[BEGIN RECORDS TO USE]

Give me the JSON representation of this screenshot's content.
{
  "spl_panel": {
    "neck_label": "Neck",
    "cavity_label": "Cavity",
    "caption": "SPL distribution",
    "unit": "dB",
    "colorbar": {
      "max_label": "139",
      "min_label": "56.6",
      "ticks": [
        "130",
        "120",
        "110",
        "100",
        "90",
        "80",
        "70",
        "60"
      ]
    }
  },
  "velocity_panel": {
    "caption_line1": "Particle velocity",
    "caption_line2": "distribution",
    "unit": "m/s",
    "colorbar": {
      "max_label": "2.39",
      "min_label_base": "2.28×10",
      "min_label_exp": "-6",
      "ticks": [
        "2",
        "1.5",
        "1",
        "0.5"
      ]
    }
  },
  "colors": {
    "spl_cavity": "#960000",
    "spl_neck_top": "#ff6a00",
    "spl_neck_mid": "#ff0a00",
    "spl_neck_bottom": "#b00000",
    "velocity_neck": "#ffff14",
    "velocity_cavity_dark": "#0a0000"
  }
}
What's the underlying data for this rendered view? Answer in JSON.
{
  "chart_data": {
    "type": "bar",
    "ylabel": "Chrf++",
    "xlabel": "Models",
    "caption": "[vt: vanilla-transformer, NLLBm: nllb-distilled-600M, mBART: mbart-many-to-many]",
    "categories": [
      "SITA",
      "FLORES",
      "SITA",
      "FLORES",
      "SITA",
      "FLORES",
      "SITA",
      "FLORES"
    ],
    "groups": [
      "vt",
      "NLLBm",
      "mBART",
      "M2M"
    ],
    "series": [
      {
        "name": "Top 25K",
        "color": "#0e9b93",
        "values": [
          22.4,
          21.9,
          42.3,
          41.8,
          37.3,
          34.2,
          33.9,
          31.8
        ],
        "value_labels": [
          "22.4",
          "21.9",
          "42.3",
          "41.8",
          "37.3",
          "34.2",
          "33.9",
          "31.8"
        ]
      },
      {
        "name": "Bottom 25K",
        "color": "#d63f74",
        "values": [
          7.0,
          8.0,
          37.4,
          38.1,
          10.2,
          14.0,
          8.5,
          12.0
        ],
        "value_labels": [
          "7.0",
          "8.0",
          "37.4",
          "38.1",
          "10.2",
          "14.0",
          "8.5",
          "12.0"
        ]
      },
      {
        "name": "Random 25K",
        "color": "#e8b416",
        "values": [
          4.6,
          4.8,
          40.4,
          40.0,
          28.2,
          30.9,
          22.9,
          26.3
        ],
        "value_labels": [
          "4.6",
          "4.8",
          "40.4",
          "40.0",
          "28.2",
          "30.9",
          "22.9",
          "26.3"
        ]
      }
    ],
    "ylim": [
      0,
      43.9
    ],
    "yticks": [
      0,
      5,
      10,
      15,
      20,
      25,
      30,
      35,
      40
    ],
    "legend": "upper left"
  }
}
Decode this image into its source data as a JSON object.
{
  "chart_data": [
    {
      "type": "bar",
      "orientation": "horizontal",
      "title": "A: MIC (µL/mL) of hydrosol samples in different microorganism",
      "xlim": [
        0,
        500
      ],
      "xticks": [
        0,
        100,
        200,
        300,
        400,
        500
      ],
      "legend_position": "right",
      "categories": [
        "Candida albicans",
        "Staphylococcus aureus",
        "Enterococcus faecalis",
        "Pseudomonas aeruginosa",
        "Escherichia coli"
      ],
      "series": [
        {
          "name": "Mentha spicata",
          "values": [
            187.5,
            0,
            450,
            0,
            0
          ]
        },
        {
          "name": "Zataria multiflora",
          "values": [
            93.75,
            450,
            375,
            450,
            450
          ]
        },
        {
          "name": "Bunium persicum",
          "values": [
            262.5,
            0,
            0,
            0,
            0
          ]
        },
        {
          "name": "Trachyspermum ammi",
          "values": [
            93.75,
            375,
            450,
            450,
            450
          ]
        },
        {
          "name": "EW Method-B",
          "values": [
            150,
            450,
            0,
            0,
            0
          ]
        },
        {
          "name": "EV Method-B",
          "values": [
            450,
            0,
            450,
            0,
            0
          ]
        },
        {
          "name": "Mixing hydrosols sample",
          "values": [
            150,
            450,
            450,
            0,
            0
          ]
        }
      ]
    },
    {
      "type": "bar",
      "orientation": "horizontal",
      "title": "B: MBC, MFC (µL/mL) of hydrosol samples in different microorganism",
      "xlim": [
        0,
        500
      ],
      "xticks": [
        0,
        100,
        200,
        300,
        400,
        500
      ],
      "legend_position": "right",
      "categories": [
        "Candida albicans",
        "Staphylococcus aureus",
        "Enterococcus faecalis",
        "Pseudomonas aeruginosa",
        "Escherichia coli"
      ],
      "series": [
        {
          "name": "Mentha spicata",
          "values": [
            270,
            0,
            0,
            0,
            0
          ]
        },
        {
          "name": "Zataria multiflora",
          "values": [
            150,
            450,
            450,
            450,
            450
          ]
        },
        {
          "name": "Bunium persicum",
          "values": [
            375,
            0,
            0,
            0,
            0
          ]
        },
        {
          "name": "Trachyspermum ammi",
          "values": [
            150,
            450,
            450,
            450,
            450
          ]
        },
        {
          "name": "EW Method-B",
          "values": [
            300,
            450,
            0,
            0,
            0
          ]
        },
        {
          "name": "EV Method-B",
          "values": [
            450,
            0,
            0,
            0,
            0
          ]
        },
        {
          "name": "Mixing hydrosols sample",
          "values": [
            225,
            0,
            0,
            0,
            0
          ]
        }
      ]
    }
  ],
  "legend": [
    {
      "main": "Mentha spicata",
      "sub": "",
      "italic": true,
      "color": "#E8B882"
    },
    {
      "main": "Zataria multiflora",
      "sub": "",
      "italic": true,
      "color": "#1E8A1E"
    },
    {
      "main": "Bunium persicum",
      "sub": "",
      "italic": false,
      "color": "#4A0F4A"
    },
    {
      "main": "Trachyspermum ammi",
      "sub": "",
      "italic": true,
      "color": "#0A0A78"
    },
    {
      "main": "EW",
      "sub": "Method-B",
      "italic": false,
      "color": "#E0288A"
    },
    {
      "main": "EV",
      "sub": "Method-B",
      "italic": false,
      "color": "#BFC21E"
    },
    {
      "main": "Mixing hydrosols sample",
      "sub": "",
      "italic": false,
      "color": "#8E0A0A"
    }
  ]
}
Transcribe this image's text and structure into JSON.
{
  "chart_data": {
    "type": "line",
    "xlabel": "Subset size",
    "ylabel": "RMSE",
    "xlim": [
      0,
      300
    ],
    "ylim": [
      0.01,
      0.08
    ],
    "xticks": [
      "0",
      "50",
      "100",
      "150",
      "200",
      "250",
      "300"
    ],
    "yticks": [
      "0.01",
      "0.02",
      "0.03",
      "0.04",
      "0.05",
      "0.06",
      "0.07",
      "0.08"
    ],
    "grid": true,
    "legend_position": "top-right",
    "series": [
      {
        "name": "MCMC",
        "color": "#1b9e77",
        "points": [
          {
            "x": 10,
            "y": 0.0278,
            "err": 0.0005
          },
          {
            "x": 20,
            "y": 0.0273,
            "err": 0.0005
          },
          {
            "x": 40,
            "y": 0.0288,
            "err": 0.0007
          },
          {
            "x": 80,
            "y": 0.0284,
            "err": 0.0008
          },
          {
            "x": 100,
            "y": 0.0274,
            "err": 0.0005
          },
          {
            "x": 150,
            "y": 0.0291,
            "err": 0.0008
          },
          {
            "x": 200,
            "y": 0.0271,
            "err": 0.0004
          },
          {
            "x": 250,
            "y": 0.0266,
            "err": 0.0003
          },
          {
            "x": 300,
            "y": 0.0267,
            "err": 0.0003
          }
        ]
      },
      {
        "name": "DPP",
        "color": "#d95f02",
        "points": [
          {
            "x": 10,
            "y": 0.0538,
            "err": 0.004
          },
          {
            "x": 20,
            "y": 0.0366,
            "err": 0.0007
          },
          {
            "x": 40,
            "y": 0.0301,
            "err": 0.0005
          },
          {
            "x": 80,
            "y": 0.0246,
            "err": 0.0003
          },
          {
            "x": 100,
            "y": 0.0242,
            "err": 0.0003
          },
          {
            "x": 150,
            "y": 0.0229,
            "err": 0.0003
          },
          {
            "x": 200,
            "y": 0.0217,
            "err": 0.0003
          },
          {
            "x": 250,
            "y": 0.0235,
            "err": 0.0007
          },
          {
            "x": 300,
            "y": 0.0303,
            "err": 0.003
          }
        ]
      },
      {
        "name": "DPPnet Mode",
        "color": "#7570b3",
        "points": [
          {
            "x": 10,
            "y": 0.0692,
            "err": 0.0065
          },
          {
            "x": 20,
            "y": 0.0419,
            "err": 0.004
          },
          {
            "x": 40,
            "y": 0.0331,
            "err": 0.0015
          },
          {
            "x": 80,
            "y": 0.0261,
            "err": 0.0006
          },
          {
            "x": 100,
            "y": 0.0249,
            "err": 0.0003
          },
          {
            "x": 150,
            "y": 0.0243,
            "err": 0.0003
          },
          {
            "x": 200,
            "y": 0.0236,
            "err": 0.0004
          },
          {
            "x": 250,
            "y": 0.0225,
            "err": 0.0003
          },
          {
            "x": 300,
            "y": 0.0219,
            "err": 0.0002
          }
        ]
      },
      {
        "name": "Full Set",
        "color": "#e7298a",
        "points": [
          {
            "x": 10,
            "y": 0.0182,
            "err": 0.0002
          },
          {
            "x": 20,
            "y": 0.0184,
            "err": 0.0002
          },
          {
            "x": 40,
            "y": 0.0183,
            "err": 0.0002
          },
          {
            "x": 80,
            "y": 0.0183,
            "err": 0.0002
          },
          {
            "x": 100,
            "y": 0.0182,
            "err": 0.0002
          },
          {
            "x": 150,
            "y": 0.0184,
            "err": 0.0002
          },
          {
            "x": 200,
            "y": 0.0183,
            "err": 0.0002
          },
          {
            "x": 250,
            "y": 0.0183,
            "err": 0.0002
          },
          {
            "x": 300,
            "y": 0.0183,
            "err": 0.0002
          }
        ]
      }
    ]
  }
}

[END RECORDS TO USE]

== WORK TO COMPLETE ==
Find every line in the records that contains the word "this"; copy those lines.

== FULL ANSWER ==
Give me the JSON representation of this screenshot's content.
What's the underlying data for this rendered view? Answer in JSON.
Decode this image into its source data as a JSON object.
Transcribe this image's text and structure into JSON.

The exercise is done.